- [Given exercise]:
Gather, from the data below, each line in which the word "marker" occurs.

- [Data for the task]:
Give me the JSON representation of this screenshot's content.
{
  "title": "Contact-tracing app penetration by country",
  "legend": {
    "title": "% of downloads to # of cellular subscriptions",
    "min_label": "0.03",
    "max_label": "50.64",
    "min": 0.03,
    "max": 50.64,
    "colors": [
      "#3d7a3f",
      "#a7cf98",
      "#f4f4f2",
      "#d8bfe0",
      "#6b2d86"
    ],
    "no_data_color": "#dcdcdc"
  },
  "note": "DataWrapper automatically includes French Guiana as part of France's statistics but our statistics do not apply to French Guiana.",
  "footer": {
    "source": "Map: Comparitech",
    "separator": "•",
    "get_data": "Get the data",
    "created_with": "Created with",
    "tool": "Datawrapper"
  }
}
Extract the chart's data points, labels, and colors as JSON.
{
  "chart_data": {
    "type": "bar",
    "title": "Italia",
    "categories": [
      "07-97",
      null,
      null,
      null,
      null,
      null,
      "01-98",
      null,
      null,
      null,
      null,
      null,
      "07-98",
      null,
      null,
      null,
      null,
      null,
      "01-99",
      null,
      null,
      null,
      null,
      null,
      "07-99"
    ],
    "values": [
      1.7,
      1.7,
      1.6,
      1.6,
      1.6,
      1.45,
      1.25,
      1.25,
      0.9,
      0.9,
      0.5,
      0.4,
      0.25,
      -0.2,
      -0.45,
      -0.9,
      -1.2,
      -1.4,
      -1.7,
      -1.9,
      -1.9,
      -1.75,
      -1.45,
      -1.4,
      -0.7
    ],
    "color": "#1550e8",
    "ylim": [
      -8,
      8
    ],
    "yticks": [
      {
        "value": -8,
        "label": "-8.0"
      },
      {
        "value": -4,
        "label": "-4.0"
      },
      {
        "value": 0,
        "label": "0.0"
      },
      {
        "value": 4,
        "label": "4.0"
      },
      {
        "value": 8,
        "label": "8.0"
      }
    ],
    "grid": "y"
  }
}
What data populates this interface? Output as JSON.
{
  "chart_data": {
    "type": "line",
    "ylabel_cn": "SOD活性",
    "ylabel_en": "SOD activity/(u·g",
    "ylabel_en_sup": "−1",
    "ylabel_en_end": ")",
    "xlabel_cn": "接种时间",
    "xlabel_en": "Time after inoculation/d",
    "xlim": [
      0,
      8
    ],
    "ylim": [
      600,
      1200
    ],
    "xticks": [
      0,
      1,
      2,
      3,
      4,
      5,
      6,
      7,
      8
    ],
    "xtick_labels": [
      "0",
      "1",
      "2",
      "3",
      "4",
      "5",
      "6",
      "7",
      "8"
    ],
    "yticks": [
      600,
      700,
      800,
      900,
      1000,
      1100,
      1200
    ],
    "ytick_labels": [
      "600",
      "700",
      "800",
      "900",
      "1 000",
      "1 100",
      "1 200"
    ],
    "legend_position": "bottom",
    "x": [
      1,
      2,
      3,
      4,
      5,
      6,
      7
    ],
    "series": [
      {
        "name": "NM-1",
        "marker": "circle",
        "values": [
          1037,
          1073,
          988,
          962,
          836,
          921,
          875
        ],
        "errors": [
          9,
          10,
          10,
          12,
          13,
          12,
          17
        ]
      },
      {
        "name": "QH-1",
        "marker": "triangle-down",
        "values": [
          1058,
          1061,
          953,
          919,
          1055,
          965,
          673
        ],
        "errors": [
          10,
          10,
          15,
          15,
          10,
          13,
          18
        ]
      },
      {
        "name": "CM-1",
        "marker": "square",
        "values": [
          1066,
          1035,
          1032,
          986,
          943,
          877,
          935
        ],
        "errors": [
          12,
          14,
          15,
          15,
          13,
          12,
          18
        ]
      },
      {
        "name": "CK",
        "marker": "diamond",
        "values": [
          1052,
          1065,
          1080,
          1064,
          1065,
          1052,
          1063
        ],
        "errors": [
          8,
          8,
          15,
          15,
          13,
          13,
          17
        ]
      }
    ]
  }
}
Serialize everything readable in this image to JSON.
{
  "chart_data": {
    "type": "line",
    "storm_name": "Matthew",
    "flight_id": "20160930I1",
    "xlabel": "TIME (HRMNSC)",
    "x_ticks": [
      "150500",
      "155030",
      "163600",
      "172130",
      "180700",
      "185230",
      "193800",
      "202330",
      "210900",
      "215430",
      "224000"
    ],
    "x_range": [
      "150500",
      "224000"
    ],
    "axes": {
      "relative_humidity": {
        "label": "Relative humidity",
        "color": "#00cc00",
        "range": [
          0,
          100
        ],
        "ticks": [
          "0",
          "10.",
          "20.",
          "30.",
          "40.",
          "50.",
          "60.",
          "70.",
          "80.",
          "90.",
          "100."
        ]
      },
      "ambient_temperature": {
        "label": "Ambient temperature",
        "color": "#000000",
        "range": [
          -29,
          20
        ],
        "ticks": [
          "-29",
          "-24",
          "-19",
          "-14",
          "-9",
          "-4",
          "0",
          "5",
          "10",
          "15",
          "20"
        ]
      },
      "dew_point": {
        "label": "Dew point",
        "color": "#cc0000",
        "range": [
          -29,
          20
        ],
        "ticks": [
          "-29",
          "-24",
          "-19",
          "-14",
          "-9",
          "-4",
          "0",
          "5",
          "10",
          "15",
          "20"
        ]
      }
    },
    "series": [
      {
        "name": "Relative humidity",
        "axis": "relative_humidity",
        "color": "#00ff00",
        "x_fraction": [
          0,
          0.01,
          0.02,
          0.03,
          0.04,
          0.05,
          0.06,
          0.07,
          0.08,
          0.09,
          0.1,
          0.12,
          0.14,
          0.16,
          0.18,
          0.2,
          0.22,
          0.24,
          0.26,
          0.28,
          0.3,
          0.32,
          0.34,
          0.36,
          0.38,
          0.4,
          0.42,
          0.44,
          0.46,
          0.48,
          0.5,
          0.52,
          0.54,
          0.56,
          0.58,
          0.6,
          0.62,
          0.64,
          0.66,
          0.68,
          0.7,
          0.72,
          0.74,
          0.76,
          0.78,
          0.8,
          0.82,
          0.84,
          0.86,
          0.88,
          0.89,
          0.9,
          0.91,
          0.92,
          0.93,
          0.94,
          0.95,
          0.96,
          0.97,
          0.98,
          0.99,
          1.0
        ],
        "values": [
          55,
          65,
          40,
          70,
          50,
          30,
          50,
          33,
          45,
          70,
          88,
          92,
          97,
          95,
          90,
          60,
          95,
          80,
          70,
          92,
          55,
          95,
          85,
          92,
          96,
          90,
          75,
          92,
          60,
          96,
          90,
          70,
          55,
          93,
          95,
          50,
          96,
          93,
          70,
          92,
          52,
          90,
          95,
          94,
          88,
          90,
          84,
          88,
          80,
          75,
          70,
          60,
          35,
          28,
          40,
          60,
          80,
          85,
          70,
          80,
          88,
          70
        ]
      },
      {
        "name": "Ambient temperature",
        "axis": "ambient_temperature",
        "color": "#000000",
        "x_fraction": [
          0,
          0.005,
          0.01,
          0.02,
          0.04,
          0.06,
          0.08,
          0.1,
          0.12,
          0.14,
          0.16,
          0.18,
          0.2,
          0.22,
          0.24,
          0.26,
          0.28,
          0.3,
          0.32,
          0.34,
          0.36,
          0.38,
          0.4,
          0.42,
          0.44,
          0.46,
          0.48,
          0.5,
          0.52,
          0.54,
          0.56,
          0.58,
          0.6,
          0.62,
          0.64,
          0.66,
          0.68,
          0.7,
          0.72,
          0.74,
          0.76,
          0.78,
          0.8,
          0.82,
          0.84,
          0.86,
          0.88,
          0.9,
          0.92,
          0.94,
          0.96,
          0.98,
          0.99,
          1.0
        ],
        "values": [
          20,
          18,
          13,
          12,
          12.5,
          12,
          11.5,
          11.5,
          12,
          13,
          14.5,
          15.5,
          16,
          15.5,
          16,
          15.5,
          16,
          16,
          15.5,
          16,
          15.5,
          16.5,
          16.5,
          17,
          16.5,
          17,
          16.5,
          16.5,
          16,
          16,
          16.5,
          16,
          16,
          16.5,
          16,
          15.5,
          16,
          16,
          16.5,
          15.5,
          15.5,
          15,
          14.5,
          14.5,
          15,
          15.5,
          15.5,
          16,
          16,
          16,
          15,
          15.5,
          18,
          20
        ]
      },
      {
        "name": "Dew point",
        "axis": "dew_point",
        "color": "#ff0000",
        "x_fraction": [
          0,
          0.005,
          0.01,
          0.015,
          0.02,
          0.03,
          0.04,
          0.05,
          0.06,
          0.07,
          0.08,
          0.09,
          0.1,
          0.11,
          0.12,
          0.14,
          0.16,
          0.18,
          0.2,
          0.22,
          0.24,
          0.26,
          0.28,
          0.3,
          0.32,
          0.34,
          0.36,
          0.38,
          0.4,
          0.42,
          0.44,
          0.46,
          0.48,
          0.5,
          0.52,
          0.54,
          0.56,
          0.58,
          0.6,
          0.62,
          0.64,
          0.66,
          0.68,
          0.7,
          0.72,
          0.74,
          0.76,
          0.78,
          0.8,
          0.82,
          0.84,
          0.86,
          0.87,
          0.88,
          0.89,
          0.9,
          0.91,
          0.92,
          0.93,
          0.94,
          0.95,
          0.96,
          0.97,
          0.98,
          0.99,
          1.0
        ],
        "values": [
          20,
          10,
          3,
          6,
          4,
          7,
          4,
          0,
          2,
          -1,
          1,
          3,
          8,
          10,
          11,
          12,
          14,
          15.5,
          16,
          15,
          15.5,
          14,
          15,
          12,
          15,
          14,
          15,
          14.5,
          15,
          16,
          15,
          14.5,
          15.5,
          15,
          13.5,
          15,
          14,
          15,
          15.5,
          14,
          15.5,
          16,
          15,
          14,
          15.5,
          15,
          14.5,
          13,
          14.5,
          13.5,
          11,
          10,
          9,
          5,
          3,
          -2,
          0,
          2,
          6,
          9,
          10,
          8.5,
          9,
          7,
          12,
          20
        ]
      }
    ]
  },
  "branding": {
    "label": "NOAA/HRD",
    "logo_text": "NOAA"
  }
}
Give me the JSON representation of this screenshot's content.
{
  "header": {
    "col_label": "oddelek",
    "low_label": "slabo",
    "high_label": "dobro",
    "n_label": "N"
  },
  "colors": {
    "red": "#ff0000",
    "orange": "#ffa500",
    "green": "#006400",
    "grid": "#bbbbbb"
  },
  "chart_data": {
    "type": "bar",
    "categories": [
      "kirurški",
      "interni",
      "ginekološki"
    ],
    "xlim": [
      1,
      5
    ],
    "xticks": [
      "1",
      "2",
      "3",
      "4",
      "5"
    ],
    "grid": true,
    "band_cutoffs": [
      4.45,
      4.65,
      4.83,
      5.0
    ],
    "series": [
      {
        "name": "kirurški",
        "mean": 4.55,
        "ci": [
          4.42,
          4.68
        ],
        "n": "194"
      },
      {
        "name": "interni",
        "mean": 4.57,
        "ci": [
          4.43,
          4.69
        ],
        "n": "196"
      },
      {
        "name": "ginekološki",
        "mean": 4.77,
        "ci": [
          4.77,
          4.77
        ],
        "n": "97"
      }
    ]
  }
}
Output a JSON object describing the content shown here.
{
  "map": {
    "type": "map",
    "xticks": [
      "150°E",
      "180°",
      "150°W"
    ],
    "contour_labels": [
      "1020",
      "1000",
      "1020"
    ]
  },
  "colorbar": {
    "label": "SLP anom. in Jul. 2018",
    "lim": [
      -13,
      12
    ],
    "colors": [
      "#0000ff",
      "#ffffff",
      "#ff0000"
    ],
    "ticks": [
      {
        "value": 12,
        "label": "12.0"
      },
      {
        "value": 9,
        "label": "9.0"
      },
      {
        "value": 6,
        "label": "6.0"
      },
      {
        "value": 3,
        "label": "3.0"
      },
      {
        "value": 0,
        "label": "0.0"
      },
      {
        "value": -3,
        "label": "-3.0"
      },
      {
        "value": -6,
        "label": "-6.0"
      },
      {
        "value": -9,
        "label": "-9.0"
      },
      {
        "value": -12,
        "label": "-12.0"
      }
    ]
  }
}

- [Written solution]:
        "marker": "circle",
        "marker": "triangle-down",
        "marker": "square",
        "marker": "diamond",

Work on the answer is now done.